### Written exercise
In the records below, find the line holding "Decode this image"; copy it and every line after it to the end, omitting all images.

[Dataset listings of figures]
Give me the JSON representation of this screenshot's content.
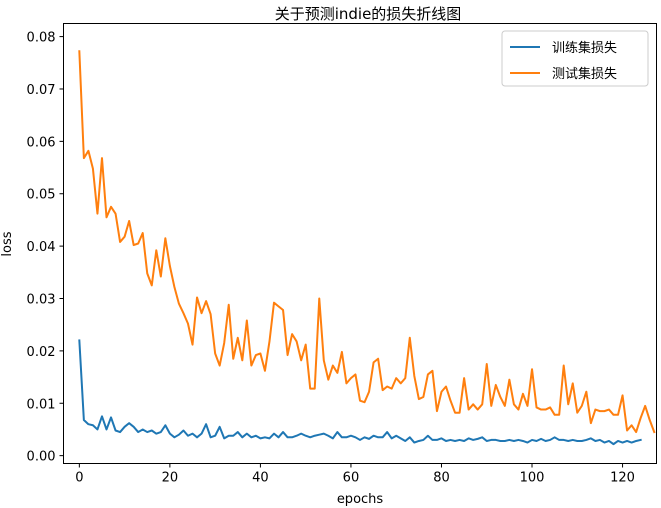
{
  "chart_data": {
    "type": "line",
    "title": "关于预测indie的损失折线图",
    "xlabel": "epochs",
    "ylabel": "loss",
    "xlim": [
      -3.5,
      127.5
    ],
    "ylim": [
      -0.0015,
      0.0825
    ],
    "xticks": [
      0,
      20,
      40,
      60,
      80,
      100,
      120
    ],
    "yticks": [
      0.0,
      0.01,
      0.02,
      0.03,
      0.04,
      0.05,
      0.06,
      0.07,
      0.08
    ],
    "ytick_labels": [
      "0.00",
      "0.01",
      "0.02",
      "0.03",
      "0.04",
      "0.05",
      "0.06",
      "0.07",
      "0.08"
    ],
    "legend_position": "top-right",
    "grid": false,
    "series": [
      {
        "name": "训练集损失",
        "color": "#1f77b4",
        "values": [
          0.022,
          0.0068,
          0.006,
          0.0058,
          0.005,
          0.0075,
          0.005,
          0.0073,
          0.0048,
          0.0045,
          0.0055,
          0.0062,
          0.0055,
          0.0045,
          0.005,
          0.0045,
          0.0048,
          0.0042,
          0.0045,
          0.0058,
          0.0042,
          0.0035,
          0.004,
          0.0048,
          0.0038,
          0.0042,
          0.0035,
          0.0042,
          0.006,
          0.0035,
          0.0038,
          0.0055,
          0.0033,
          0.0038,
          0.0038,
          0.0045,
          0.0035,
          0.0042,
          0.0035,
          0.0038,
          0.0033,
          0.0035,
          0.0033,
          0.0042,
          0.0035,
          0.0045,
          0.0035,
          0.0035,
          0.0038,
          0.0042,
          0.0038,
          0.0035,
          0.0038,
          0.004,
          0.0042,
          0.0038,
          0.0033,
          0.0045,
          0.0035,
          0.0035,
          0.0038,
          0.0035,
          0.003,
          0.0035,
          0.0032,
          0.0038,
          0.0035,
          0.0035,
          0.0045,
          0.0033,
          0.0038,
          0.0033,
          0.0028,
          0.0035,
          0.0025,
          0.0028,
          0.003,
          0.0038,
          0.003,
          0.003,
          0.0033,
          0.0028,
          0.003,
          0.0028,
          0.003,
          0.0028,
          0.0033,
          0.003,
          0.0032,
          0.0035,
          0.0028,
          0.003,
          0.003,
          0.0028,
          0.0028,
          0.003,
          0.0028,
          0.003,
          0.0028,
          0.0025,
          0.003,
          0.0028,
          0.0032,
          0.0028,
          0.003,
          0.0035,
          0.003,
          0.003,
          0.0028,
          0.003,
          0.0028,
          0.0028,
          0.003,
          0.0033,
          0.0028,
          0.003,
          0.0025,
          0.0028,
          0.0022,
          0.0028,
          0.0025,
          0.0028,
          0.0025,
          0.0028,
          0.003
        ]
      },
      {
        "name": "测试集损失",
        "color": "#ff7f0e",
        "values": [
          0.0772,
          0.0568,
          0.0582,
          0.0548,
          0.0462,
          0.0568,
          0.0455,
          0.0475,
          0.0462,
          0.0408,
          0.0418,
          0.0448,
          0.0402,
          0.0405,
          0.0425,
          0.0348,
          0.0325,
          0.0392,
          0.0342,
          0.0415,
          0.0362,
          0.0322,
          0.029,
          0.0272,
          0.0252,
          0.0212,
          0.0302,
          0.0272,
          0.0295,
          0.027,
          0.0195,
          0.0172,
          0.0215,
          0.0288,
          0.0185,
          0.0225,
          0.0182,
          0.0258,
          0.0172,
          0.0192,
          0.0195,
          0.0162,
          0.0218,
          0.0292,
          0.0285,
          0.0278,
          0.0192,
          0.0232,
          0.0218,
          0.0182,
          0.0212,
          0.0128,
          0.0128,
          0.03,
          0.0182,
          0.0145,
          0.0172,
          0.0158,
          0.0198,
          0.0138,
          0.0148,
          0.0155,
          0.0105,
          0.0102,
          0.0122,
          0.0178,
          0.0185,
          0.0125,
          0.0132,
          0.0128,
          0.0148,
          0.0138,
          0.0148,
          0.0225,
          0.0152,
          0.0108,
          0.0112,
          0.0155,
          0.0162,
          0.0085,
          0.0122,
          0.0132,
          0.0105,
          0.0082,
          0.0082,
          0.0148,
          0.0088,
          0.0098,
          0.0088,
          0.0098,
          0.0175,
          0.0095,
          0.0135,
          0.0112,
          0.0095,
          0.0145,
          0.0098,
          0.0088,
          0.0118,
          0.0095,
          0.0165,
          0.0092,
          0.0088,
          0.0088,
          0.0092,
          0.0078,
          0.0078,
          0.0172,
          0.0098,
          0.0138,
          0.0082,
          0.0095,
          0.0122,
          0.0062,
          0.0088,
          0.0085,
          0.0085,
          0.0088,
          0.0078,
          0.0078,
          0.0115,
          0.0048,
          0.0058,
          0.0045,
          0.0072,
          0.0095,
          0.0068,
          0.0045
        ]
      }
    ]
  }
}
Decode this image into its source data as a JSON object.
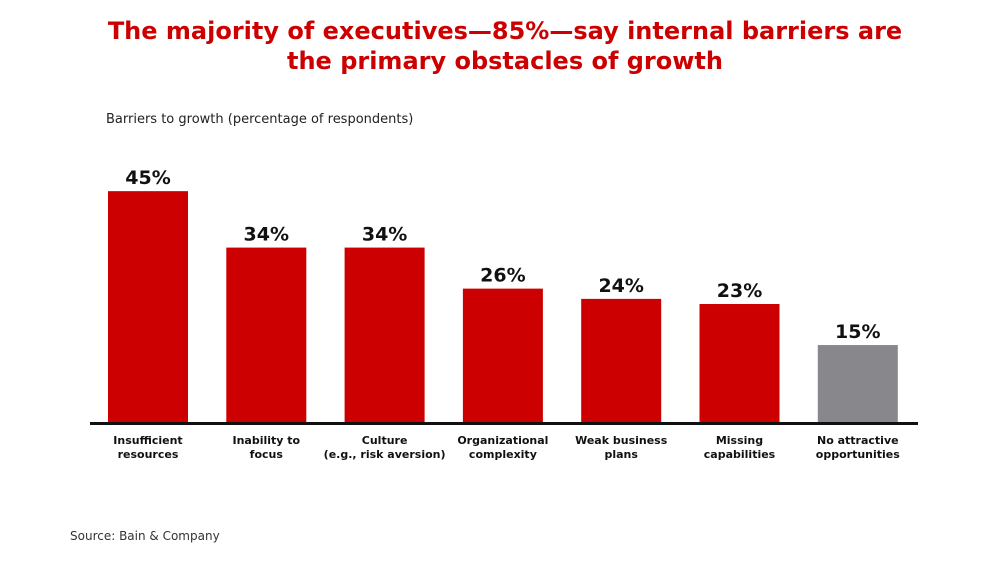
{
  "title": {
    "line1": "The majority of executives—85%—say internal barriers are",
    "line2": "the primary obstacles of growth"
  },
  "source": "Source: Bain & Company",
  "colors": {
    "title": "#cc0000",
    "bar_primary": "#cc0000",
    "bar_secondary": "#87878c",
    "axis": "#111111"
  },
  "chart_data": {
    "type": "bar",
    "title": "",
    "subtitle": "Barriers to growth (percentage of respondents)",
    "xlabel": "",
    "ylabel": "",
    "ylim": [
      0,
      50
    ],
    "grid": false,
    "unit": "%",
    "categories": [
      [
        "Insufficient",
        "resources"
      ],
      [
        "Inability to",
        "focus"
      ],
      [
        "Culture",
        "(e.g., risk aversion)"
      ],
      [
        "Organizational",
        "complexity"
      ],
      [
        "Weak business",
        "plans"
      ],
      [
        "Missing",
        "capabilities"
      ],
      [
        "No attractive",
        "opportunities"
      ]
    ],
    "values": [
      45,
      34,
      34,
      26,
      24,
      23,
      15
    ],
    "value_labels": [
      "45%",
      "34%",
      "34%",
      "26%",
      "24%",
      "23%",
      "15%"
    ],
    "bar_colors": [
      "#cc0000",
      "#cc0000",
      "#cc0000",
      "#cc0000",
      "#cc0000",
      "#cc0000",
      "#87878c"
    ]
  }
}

### Exercise response
Decode this image into its source data as a JSON object.
{
  "title": {
    "line1": "The majority of executives—85%—say internal barriers are",
    "line2": "the primary obstacles of growth"
  },
  "source": "Source: Bain & Company",
  "colors": {
    "title": "#cc0000",
    "bar_primary": "#cc0000",
    "bar_secondary": "#87878c",
    "axis": "#111111"
  },
  "chart_data": {
    "type": "bar",
    "title": "",
    "subtitle": "Barriers to growth (percentage of respondents)",
    "xlabel": "",
    "ylabel": "",
    "ylim": [
      0,
      50
    ],
    "grid": false,
    "unit": "%",
    "categories": [
      [
        "Insufficient",
        "resources"
      ],
      [
        "Inability to",
        "focus"
      ],
      [
        "Culture",
        "(e.g., risk aversion)"
      ],
      [
        "Organizational",
        "complexity"
      ],
      [
        "Weak business",
        "plans"
      ],
      [
        "Missing",
        "capabilities"
      ],
      [
        "No attractive",
        "opportunities"
      ]
    ],
    "values": [
      45,
      34,
      34,
      26,
      24,
      23,
      15
    ],
    "value_labels": [
      "45%",
      "34%",
      "34%",
      "26%",
      "24%",
      "23%",
      "15%"
    ],
    "bar_colors": [
      "#cc0000",
      "#cc0000",
      "#cc0000",
      "#cc0000",
      "#cc0000",
      "#cc0000",
      "#87878c"
    ]
  }
}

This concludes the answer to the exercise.